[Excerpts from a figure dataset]
>>>
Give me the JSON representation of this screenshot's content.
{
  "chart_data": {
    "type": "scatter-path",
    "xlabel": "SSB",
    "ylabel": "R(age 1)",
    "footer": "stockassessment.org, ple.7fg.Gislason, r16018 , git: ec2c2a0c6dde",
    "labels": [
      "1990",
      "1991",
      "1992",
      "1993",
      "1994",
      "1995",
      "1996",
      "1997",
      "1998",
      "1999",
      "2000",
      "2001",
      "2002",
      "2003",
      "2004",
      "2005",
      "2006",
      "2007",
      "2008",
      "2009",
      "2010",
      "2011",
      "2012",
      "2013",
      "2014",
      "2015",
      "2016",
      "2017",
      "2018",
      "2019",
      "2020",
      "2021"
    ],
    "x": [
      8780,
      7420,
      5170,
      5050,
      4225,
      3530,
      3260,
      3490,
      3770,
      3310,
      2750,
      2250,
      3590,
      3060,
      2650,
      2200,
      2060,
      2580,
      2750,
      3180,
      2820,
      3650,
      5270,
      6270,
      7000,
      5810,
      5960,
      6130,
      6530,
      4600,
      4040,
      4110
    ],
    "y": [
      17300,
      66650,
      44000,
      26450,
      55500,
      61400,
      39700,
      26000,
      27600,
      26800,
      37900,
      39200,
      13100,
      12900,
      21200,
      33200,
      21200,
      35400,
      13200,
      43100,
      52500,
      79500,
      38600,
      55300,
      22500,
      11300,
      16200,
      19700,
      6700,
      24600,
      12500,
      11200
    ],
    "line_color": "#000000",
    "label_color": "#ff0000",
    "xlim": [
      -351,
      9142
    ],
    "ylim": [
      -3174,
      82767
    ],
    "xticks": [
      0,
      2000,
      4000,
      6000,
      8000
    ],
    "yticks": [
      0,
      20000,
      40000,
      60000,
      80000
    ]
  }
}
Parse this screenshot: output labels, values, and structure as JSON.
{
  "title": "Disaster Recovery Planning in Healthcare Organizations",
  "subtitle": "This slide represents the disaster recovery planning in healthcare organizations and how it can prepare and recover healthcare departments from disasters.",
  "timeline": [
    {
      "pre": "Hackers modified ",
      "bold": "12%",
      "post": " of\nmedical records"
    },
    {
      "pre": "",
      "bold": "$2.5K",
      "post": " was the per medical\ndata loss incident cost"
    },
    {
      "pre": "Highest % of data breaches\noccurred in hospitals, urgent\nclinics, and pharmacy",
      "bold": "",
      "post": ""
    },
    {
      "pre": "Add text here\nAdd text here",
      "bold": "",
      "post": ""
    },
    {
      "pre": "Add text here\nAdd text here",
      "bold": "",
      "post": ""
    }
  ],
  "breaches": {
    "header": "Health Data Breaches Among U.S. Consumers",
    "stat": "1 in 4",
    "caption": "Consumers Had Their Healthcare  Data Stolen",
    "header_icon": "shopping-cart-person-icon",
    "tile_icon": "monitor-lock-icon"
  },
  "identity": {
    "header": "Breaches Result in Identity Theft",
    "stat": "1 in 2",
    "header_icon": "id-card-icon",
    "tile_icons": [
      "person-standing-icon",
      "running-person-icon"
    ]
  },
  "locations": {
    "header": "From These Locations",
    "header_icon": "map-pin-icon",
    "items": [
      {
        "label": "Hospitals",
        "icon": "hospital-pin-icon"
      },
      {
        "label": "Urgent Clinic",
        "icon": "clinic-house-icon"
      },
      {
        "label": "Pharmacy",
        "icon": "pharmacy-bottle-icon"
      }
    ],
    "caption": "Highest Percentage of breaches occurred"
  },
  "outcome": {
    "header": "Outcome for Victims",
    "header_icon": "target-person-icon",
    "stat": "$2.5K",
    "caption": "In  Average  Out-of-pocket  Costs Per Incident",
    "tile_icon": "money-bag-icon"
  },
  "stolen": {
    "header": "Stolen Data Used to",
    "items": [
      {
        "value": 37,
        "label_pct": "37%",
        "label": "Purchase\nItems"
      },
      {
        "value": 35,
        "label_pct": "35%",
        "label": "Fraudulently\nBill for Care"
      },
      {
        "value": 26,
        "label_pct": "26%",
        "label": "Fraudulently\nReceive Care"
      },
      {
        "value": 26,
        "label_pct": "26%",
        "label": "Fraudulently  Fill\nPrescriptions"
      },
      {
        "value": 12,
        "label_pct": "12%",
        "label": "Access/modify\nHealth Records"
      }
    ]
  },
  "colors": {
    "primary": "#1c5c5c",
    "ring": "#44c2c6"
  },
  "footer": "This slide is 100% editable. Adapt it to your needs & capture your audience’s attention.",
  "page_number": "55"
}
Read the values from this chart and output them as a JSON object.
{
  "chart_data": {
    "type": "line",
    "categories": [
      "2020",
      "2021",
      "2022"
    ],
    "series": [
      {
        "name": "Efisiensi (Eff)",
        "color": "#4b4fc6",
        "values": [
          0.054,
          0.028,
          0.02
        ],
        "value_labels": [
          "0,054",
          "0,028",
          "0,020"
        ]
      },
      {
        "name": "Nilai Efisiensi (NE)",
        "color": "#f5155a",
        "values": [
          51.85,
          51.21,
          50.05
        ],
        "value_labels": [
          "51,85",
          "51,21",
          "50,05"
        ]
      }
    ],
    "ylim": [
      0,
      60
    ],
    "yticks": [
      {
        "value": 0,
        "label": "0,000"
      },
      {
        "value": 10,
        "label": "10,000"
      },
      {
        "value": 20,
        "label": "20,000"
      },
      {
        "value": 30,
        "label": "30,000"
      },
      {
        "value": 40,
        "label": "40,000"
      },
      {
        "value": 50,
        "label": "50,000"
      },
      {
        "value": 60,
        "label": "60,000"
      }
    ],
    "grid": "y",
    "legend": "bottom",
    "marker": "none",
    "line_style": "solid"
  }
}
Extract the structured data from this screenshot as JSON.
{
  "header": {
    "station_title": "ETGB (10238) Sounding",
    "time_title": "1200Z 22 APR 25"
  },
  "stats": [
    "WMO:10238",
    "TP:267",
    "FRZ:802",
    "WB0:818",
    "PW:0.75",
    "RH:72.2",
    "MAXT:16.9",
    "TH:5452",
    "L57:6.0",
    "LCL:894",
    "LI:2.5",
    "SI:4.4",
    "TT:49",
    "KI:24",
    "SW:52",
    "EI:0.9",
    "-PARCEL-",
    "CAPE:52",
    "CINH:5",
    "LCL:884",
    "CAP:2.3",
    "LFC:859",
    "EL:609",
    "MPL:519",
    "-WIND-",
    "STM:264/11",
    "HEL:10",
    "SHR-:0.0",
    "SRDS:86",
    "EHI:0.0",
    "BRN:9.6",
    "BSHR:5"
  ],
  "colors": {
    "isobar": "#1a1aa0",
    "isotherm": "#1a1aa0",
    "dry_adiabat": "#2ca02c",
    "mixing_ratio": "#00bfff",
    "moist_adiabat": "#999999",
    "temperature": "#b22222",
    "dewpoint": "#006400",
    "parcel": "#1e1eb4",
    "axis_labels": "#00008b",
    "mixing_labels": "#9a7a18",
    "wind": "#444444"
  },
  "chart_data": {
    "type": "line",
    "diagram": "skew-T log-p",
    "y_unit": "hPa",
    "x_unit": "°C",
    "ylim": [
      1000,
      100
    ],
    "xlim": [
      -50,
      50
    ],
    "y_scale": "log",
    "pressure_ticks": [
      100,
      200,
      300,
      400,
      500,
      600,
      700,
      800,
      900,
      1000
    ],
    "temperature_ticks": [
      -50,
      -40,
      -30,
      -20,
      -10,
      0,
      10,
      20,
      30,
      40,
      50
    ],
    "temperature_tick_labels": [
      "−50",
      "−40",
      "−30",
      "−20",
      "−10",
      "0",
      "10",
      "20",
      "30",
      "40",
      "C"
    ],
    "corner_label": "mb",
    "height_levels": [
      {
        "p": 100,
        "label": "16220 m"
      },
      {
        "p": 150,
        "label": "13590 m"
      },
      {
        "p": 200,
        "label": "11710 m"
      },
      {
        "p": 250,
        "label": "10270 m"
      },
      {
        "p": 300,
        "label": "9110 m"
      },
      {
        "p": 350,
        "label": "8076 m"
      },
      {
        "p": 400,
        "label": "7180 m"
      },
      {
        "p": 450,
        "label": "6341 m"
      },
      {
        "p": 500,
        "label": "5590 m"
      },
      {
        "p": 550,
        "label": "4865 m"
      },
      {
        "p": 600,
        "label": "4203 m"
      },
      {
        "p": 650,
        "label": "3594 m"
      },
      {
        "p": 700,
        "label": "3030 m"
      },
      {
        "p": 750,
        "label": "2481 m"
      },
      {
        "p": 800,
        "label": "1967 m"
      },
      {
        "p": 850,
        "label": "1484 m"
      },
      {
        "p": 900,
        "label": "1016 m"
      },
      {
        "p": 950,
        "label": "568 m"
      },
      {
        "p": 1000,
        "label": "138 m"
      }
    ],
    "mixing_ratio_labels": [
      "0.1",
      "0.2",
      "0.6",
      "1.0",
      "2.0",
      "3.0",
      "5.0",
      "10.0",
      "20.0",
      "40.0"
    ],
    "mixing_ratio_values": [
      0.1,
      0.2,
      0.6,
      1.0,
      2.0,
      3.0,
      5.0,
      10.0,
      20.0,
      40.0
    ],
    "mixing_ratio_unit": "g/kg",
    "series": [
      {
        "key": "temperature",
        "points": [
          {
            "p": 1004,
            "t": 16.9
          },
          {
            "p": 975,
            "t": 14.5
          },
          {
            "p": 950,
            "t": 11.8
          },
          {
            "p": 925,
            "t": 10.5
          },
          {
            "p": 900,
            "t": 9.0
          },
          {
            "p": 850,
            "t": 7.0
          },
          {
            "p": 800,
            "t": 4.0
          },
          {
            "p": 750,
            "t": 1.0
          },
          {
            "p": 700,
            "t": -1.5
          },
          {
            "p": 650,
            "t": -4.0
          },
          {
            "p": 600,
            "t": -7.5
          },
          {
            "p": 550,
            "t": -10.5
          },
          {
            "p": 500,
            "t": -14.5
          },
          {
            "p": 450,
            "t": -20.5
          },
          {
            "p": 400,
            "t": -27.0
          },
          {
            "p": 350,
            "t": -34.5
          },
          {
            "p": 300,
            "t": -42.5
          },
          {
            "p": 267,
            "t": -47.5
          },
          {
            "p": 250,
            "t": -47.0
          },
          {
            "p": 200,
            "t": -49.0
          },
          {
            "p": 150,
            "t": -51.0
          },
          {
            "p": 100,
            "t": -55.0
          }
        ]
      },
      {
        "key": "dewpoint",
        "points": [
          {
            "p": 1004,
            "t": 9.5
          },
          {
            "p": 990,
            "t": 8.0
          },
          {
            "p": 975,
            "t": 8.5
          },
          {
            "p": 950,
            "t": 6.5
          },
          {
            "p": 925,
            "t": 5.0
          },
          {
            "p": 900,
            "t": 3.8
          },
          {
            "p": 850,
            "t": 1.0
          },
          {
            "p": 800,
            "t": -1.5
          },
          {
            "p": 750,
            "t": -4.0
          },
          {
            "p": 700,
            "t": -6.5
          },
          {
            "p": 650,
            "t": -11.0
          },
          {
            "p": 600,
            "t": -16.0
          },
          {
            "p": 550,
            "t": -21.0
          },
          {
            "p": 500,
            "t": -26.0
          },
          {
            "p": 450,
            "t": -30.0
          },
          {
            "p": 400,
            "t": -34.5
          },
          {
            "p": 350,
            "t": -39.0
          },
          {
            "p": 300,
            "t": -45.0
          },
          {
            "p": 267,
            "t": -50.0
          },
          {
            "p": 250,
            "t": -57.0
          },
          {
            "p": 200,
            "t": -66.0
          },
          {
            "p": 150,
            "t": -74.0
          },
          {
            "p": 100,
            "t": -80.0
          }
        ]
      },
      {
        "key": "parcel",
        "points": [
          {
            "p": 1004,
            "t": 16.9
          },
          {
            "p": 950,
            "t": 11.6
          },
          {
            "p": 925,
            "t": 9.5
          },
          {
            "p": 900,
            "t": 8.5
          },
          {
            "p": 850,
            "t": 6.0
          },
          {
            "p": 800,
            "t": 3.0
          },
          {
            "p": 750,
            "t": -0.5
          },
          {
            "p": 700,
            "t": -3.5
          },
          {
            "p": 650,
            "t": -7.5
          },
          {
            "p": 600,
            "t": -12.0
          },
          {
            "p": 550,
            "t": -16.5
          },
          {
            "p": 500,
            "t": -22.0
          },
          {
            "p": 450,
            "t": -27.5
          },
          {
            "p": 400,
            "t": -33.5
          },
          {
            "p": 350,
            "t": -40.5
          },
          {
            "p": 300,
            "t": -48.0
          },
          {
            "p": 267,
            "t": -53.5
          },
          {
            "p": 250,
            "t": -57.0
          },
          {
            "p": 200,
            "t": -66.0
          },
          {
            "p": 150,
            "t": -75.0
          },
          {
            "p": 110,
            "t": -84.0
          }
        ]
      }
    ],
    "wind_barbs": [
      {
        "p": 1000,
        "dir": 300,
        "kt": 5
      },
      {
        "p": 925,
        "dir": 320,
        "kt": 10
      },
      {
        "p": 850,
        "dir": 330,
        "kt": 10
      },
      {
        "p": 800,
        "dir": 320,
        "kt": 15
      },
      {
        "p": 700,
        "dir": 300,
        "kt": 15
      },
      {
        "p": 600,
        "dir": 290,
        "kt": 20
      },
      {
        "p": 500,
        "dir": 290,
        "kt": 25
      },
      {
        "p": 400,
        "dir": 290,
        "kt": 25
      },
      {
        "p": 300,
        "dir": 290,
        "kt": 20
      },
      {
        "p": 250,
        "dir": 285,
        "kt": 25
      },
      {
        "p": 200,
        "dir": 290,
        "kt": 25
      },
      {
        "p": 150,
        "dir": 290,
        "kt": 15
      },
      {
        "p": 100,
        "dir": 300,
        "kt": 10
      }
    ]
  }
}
<<<
**YOUR INSTRUCTIONS**
Each line that holds the word "Consumers" is to be copied.

**RESULT**
    "header": "Health Data Breaches Among U.S. Consumers",
    "caption": "Consumers Had Their Healthcare  Data Stolen",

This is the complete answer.